Provided information:
□ □ □
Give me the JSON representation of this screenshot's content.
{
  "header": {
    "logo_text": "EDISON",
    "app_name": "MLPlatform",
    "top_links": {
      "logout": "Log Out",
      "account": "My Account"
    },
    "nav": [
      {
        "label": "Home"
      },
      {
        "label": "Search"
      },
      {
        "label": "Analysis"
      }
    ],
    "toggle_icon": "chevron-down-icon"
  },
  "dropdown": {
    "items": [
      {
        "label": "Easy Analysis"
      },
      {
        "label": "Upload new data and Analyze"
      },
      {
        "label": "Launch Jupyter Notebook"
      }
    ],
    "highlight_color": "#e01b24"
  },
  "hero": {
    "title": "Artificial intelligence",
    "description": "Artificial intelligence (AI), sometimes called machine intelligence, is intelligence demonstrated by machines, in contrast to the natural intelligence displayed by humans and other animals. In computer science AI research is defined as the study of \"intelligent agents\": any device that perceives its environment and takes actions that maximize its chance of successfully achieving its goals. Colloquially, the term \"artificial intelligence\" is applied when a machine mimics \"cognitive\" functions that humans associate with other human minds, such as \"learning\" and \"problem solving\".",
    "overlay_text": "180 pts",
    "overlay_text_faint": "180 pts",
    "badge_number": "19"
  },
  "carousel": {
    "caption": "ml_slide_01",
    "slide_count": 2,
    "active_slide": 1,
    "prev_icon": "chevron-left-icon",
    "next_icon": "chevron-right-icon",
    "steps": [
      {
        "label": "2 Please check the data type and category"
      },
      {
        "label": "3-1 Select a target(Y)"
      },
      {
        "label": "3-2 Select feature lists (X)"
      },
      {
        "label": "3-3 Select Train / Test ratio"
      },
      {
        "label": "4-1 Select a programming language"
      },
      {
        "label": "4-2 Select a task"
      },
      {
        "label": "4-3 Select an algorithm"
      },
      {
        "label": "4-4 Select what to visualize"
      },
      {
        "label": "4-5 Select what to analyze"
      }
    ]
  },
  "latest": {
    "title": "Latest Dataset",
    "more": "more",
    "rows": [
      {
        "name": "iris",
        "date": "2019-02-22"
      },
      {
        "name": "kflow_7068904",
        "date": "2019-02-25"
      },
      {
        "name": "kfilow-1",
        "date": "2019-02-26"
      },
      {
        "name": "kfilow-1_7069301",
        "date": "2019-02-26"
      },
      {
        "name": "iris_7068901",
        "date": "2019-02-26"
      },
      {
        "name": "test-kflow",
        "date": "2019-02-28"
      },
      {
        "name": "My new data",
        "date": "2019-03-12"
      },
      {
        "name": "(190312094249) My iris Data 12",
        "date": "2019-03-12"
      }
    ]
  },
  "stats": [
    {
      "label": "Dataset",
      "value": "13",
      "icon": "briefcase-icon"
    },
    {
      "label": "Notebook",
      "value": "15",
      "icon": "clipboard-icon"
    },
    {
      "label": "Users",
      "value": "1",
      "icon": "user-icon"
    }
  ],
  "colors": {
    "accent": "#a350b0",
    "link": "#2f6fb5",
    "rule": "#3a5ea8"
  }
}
□ □ □
Problem requirements: Look over the records above and copy each line that includes the string "Notebook".

Complete response:
        "label": "Launch Jupyter Notebook"
      "label": "Notebook",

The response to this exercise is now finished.